■ RECORDS FOR THIS TASK:

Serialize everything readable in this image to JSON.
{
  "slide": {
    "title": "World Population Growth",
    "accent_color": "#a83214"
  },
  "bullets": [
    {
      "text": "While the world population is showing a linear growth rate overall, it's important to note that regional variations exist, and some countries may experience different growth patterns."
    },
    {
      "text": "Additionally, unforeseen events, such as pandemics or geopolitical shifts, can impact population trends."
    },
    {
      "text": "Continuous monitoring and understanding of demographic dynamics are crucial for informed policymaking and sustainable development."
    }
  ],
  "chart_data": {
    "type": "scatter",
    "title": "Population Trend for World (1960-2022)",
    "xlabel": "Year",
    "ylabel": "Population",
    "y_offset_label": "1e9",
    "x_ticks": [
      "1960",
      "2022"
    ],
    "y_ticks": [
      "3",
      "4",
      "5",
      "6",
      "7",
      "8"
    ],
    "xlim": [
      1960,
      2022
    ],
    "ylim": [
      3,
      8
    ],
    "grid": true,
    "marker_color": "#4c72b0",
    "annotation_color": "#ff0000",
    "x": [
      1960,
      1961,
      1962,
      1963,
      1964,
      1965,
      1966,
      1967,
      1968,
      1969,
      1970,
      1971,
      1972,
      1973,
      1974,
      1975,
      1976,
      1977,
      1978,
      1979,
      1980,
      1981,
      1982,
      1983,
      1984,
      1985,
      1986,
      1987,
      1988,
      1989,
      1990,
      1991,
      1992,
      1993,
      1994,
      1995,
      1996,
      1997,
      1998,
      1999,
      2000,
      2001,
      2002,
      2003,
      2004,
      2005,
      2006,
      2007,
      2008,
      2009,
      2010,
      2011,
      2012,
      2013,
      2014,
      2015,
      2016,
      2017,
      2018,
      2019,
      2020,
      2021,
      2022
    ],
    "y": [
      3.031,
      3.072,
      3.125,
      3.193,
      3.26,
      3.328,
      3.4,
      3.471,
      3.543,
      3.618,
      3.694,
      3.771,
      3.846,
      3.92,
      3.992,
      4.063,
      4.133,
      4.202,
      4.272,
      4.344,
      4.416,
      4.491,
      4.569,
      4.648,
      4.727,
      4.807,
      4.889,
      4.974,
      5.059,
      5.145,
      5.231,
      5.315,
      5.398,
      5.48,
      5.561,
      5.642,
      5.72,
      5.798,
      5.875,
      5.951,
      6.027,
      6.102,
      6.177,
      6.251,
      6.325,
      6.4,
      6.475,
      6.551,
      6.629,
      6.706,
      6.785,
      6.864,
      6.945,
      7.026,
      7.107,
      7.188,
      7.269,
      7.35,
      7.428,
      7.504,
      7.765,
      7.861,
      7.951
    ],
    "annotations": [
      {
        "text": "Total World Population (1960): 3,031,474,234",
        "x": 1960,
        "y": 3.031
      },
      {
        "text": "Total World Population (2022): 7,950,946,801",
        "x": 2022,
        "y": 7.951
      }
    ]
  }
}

■ WHAT IS EXPECTED: Return every record above exactly as it appears.

■ WRITTEN REPLY:
Serialize everything readable in this image to JSON.
{
  "slide": {
    "title": "World Population Growth",
    "accent_color": "#a83214"
  },
  "bullets": [
    {
      "text": "While the world population is showing a linear growth rate overall, it's important to note that regional variations exist, and some countries may experience different growth patterns."
    },
    {
      "text": "Additionally, unforeseen events, such as pandemics or geopolitical shifts, can impact population trends."
    },
    {
      "text": "Continuous monitoring and understanding of demographic dynamics are crucial for informed policymaking and sustainable development."
    }
  ],
  "chart_data": {
    "type": "scatter",
    "title": "Population Trend for World (1960-2022)",
    "xlabel": "Year",
    "ylabel": "Population",
    "y_offset_label": "1e9",
    "x_ticks": [
      "1960",
      "2022"
    ],
    "y_ticks": [
      "3",
      "4",
      "5",
      "6",
      "7",
      "8"
    ],
    "xlim": [
      1960,
      2022
    ],
    "ylim": [
      3,
      8
    ],
    "grid": true,
    "marker_color": "#4c72b0",
    "annotation_color": "#ff0000",
    "x": [
      1960,
      1961,
      1962,
      1963,
      1964,
      1965,
      1966,
      1967,
      1968,
      1969,
      1970,
      1971,
      1972,
      1973,
      1974,
      1975,
      1976,
      1977,
      1978,
      1979,
      1980,
      1981,
      1982,
      1983,
      1984,
      1985,
      1986,
      1987,
      1988,
      1989,
      1990,
      1991,
      1992,
      1993,
      1994,
      1995,
      1996,
      1997,
      1998,
      1999,
      2000,
      2001,
      2002,
      2003,
      2004,
      2005,
      2006,
      2007,
      2008,
      2009,
      2010,
      2011,
      2012,
      2013,
      2014,
      2015,
      2016,
      2017,
      2018,
      2019,
      2020,
      2021,
      2022
    ],
    "y": [
      3.031,
      3.072,
      3.125,
      3.193,
      3.26,
      3.328,
      3.4,
      3.471,
      3.543,
      3.618,
      3.694,
      3.771,
      3.846,
      3.92,
      3.992,
      4.063,
      4.133,
      4.202,
      4.272,
      4.344,
      4.416,
      4.491,
      4.569,
      4.648,
      4.727,
      4.807,
      4.889,
      4.974,
      5.059,
      5.145,
      5.231,
      5.315,
      5.398,
      5.48,
      5.561,
      5.642,
      5.72,
      5.798,
      5.875,
      5.951,
      6.027,
      6.102,
      6.177,
      6.251,
      6.325,
      6.4,
      6.475,
      6.551,
      6.629,
      6.706,
      6.785,
      6.864,
      6.945,
      7.026,
      7.107,
      7.188,
      7.269,
      7.35,
      7.428,
      7.504,
      7.765,
      7.861,
      7.951
    ],
    "annotations": [
      {
        "text": "Total World Population (1960): 3,031,474,234",
        "x": 1960,
        "y": 3.031
      },
      {
        "text": "Total World Population (2022): 7,950,946,801",
        "x": 2022,
        "y": 7.951
      }
    ]
  }
}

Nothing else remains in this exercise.